Objective
Reproduce the data that follows in its entirety, character for character.

Listed records
______________________________

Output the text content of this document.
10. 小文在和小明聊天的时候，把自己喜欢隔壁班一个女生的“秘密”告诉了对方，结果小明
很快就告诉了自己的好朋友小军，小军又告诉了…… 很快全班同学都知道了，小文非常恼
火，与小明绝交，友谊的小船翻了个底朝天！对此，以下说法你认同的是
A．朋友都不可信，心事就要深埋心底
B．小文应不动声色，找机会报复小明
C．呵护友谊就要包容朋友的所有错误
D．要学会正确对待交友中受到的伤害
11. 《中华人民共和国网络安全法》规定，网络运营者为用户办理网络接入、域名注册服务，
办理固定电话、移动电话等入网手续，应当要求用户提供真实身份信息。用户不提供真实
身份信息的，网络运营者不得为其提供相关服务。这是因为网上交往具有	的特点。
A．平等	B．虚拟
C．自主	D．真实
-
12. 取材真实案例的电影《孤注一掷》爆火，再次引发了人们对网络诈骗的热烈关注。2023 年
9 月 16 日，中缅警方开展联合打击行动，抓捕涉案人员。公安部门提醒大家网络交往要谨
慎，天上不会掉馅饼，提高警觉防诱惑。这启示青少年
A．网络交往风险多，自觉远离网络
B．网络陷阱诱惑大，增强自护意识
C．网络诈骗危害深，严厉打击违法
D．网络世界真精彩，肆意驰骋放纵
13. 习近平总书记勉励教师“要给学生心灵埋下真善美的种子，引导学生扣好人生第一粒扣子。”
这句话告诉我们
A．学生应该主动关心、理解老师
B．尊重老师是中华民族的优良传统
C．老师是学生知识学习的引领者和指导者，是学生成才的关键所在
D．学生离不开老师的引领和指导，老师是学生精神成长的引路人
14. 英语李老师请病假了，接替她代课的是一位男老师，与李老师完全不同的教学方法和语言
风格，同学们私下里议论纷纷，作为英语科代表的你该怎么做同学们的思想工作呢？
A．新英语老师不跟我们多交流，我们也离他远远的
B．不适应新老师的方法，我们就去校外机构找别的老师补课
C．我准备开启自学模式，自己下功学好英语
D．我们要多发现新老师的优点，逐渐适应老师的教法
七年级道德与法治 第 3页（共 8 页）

______________________________

Reply to the task
Output the text content of this document.
10. 小文在和小明聊天的时候，把自己喜欢隔壁班一个女生的“秘密”告诉了对方，结果小明
很快就告诉了自己的好朋友小军，小军又告诉了…… 很快全班同学都知道了，小文非常恼
火，与小明绝交，友谊的小船翻了个底朝天！对此，以下说法你认同的是
A．朋友都不可信，心事就要深埋心底
B．小文应不动声色，找机会报复小明
C．呵护友谊就要包容朋友的所有错误
D．要学会正确对待交友中受到的伤害
11. 《中华人民共和国网络安全法》规定，网络运营者为用户办理网络接入、域名注册服务，
办理固定电话、移动电话等入网手续，应当要求用户提供真实身份信息。用户不提供真实
身份信息的，网络运营者不得为其提供相关服务。这是因为网上交往具有	的特点。
A．平等	B．虚拟
C．自主	D．真实
-
12. 取材真实案例的电影《孤注一掷》爆火，再次引发了人们对网络诈骗的热烈关注。2023 年
9 月 16 日，中缅警方开展联合打击行动，抓捕涉案人员。公安部门提醒大家网络交往要谨
慎，天上不会掉馅饼，提高警觉防诱惑。这启示青少年
A．网络交往风险多，自觉远离网络
B．网络陷阱诱惑大，增强自护意识
C．网络诈骗危害深，严厉打击违法
D．网络世界真精彩，肆意驰骋放纵
13. 习近平总书记勉励教师“要给学生心灵埋下真善美的种子，引导学生扣好人生第一粒扣子。”
这句话告诉我们
A．学生应该主动关心、理解老师
B．尊重老师是中华民族的优良传统
C．老师是学生知识学习的引领者和指导者，是学生成才的关键所在
D．学生离不开老师的引领和指导，老师是学生精神成长的引路人
14. 英语李老师请病假了，接替她代课的是一位男老师，与李老师完全不同的教学方法和语言
风格，同学们私下里议论纷纷，作为英语科代表的你该怎么做同学们的思想工作呢？
A．新英语老师不跟我们多交流，我们也离他远远的
B．不适应新老师的方法，我们就去校外机构找别的老师补课
C．我准备开启自学模式，自己下功学好英语
D．我们要多发现新老师的优点，逐渐适应老师的教法
七年级道德与法治 第 3页（共 8 页）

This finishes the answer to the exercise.